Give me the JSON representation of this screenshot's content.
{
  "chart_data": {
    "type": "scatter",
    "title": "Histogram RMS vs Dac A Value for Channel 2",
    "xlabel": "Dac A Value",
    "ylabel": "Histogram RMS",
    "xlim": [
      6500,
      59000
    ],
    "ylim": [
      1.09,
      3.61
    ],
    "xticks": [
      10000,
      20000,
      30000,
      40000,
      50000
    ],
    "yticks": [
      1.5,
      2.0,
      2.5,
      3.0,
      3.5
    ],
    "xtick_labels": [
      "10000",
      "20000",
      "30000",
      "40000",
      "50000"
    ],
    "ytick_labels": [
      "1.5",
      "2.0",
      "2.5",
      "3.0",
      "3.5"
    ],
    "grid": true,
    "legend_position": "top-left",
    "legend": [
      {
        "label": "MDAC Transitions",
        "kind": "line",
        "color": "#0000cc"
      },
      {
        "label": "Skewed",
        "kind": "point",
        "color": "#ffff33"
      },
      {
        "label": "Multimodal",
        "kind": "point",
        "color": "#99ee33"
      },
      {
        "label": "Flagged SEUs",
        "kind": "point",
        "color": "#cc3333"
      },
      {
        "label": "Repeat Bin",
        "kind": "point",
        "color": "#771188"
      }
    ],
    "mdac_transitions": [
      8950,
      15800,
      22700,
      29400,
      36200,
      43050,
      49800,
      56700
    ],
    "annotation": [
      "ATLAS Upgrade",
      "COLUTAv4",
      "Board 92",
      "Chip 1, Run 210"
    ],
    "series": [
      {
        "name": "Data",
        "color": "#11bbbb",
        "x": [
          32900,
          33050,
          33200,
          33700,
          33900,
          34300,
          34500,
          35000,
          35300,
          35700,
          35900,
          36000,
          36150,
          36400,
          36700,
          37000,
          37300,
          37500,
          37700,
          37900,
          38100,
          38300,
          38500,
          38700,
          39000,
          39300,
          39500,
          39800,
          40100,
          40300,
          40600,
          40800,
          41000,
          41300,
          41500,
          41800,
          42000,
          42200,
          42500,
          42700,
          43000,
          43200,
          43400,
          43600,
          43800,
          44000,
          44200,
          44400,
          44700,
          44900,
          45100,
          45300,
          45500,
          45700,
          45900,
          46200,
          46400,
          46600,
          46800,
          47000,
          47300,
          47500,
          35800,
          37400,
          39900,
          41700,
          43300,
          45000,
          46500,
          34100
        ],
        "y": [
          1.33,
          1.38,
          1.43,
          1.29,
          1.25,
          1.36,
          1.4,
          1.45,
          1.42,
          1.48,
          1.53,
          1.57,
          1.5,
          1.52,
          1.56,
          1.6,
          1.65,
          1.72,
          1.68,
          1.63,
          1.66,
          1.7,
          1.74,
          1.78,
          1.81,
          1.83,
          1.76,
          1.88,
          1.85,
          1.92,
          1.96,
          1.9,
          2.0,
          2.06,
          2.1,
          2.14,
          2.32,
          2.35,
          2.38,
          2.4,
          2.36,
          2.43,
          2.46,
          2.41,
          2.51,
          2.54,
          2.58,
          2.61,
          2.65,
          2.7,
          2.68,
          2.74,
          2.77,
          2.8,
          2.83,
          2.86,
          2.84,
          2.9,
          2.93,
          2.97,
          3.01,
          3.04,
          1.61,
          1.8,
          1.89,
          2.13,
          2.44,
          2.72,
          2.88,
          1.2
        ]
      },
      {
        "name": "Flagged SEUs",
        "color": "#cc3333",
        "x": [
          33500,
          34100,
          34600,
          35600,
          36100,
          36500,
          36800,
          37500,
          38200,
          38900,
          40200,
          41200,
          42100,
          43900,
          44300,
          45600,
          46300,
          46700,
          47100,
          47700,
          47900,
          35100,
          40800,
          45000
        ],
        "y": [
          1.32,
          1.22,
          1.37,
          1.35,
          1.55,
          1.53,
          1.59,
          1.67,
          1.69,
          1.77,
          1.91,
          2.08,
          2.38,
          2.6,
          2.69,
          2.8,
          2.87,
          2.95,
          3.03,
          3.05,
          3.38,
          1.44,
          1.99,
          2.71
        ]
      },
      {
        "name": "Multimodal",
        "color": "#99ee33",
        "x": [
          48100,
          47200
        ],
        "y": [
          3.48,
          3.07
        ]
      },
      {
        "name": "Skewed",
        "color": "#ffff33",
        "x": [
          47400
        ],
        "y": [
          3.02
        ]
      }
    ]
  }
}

══════

Stated problem
Write out every record, exactly as written.

Finished answer
Give me the JSON representation of this screenshot's content.
{
  "chart_data": {
    "type": "scatter",
    "title": "Histogram RMS vs Dac A Value for Channel 2",
    "xlabel": "Dac A Value",
    "ylabel": "Histogram RMS",
    "xlim": [
      6500,
      59000
    ],
    "ylim": [
      1.09,
      3.61
    ],
    "xticks": [
      10000,
      20000,
      30000,
      40000,
      50000
    ],
    "yticks": [
      1.5,
      2.0,
      2.5,
      3.0,
      3.5
    ],
    "xtick_labels": [
      "10000",
      "20000",
      "30000",
      "40000",
      "50000"
    ],
    "ytick_labels": [
      "1.5",
      "2.0",
      "2.5",
      "3.0",
      "3.5"
    ],
    "grid": true,
    "legend_position": "top-left",
    "legend": [
      {
        "label": "MDAC Transitions",
        "kind": "line",
        "color": "#0000cc"
      },
      {
        "label": "Skewed",
        "kind": "point",
        "color": "#ffff33"
      },
      {
        "label": "Multimodal",
        "kind": "point",
        "color": "#99ee33"
      },
      {
        "label": "Flagged SEUs",
        "kind": "point",
        "color": "#cc3333"
      },
      {
        "label": "Repeat Bin",
        "kind": "point",
        "color": "#771188"
      }
    ],
    "mdac_transitions": [
      8950,
      15800,
      22700,
      29400,
      36200,
      43050,
      49800,
      56700
    ],
    "annotation": [
      "ATLAS Upgrade",
      "COLUTAv4",
      "Board 92",
      "Chip 1, Run 210"
    ],
    "series": [
      {
        "name": "Data",
        "color": "#11bbbb",
        "x": [
          32900,
          33050,
          33200,
          33700,
          33900,
          34300,
          34500,
          35000,
          35300,
          35700,
          35900,
          36000,
          36150,
          36400,
          36700,
          37000,
          37300,
          37500,
          37700,
          37900,
          38100,
          38300,
          38500,
          38700,
          39000,
          39300,
          39500,
          39800,
          40100,
          40300,
          40600,
          40800,
          41000,
          41300,
          41500,
          41800,
          42000,
          42200,
          42500,
          42700,
          43000,
          43200,
          43400,
          43600,
          43800,
          44000,
          44200,
          44400,
          44700,
          44900,
          45100,
          45300,
          45500,
          45700,
          45900,
          46200,
          46400,
          46600,
          46800,
          47000,
          47300,
          47500,
          35800,
          37400,
          39900,
          41700,
          43300,
          45000,
          46500,
          34100
        ],
        "y": [
          1.33,
          1.38,
          1.43,
          1.29,
          1.25,
          1.36,
          1.4,
          1.45,
          1.42,
          1.48,
          1.53,
          1.57,
          1.5,
          1.52,
          1.56,
          1.6,
          1.65,
          1.72,
          1.68,
          1.63,
          1.66,
          1.7,
          1.74,
          1.78,
          1.81,
          1.83,
          1.76,
          1.88,
          1.85,
          1.92,
          1.96,
          1.9,
          2.0,
          2.06,
          2.1,
          2.14,
          2.32,
          2.35,
          2.38,
          2.4,
          2.36,
          2.43,
          2.46,
          2.41,
          2.51,
          2.54,
          2.58,
          2.61,
          2.65,
          2.7,
          2.68,
          2.74,
          2.77,
          2.8,
          2.83,
          2.86,
          2.84,
          2.9,
          2.93,
          2.97,
          3.01,
          3.04,
          1.61,
          1.8,
          1.89,
          2.13,
          2.44,
          2.72,
          2.88,
          1.2
        ]
      },
      {
        "name": "Flagged SEUs",
        "color": "#cc3333",
        "x": [
          33500,
          34100,
          34600,
          35600,
          36100,
          36500,
          36800,
          37500,
          38200,
          38900,
          40200,
          41200,
          42100,
          43900,
          44300,
          45600,
          46300,
          46700,
          47100,
          47700,
          47900,
          35100,
          40800,
          45000
        ],
        "y": [
          1.32,
          1.22,
          1.37,
          1.35,
          1.55,
          1.53,
          1.59,
          1.67,
          1.69,
          1.77,
          1.91,
          2.08,
          2.38,
          2.6,
          2.69,
          2.8,
          2.87,
          2.95,
          3.03,
          3.05,
          3.38,
          1.44,
          1.99,
          2.71
        ]
      },
      {
        "name": "Multimodal",
        "color": "#99ee33",
        "x": [
          48100,
          47200
        ],
        "y": [
          3.48,
          3.07
        ]
      },
      {
        "name": "Skewed",
        "color": "#ffff33",
        "x": [
          47400
        ],
        "y": [
          3.02
        ]
      }
    ]
  }
}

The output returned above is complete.